Description of the task:
Count every line that has the word "региона". Give the number, without anything more.
— begin Items —
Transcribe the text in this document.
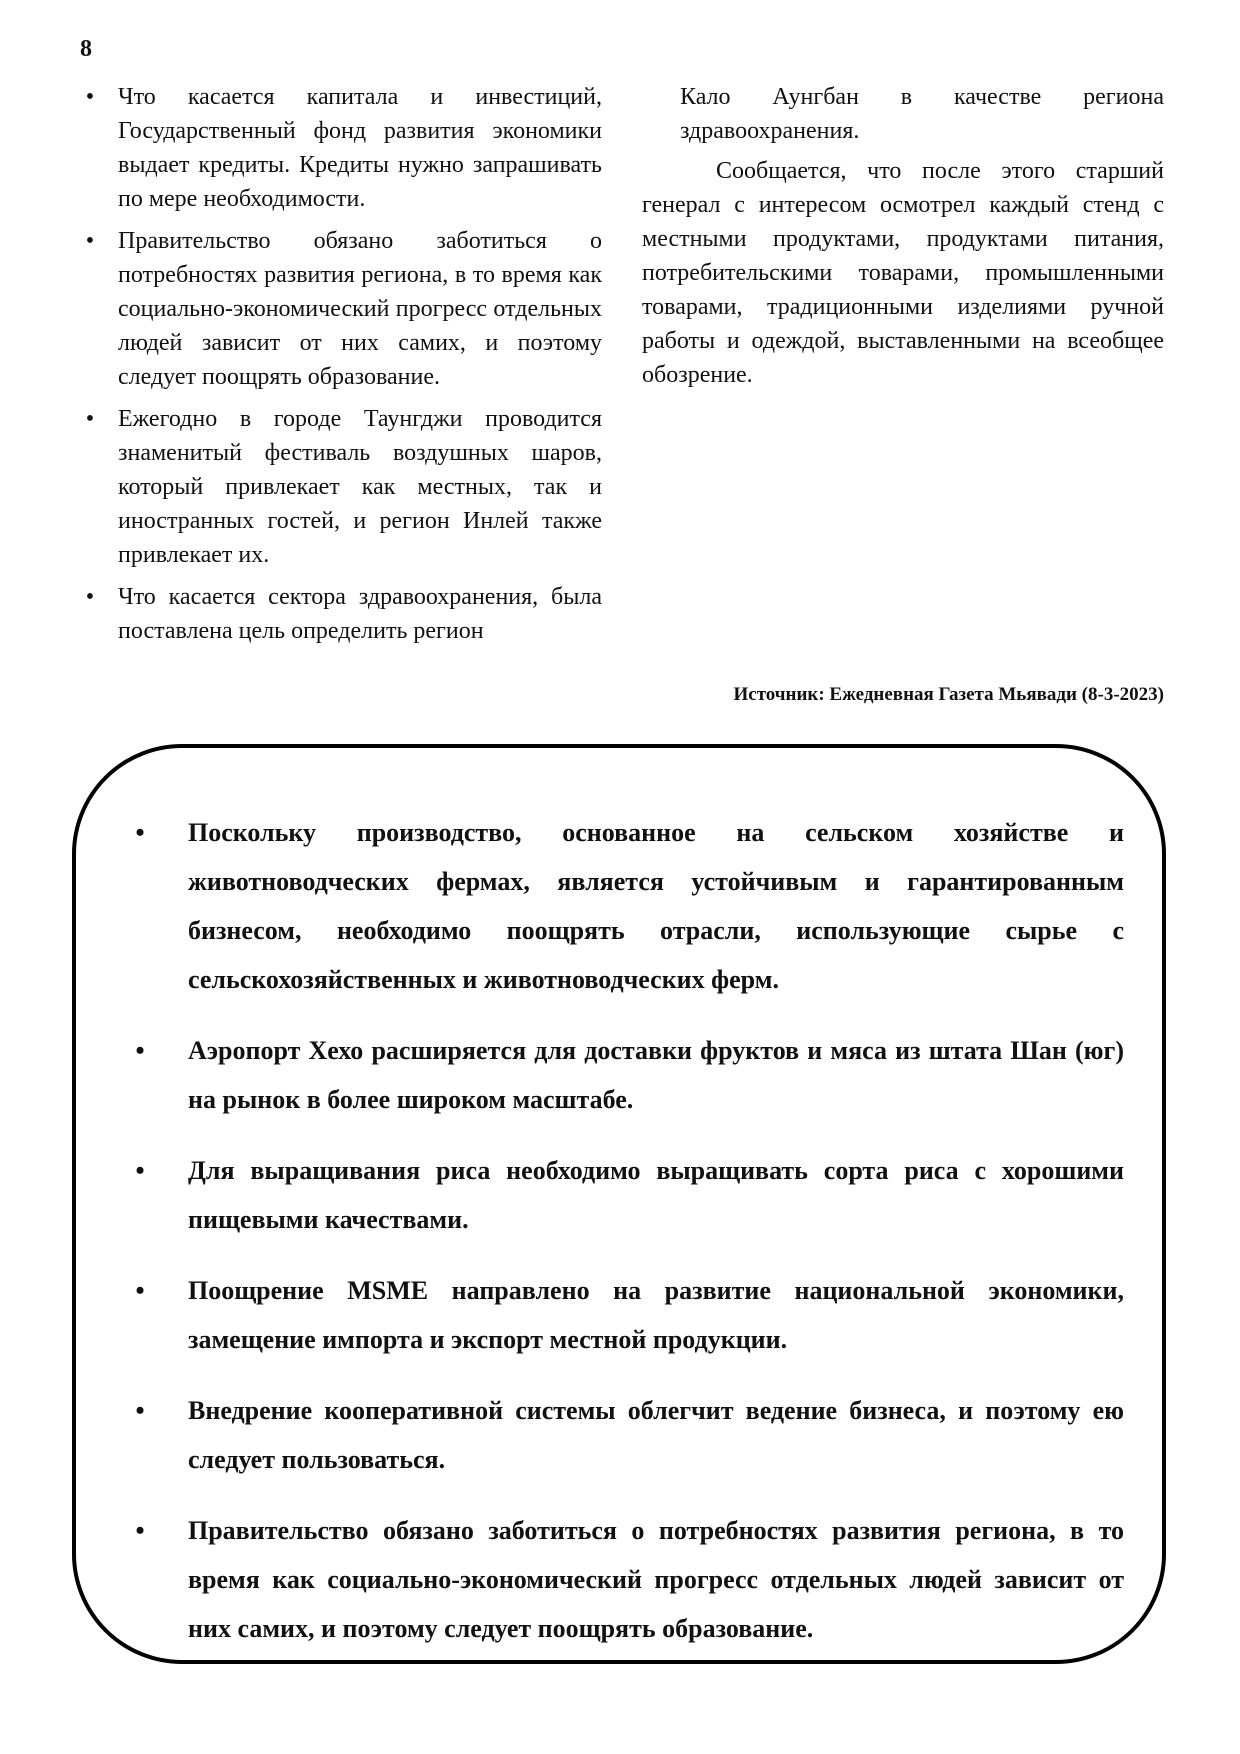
8
• Что касается капитала и инвестиций, Государственный фонд развития экономики выдает кредиты. Кредиты нужно запрашивать по мере необходимости.
• Правительство обязано заботиться о потребностях развития региона, в то время как социально-экономический прогресс отдельных людей зависит от них самих, и поэтому следует поощрять образование.
• Ежегодно в городе Таунгджи проводится знаменитый фестиваль воздушных шаров, который привлекает как местных, так и иностранных гостей, и регион Инлей также привлекает их.
• Что касается сектора здравоохранения, была поставлена цель определить регион
Кало Аунгбан в качестве региона здравоохранения.
Сообщается, что после этого старший генерал с интересом осмотрел каждый стенд с местными продуктами, продуктами питания, потребительскими товарами, промышленными товарами, традиционными изделиями ручной работы и одеждой, выставленными на всеобщее обозрение.
Источник: Ежедневная Газета Мьявади (8-3-2023)
•	Поскольку производство, основанное на сельском хозяйстве и животноводческих фермах, является устойчивым и гарантированным бизнесом, необходимо поощрять отрасли, использующие сырье с сельскохозяйственных и животноводческих ферм.
•	Аэропорт Хехо расширяется для доставки фруктов и мяса из штата Шан (юг) на рынок в более широком масштабе.
•	Для выращивания риса необходимо выращивать сорта риса с хорошими пищевыми качествами.
•	Поощрение MSME направлено на развитие национальной экономики, замещение импорта и экспорт местной продукции.
•	Внедрение кооперативной системы облегчит ведение бизнеса, и поэтому ею следует пользоваться.
•	Правительство обязано заботиться о потребностях развития региона, в то время как социально-экономический прогресс отдельных людей зависит от них самих, и поэтому следует поощрять образование.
— end Items —
Right answer:
3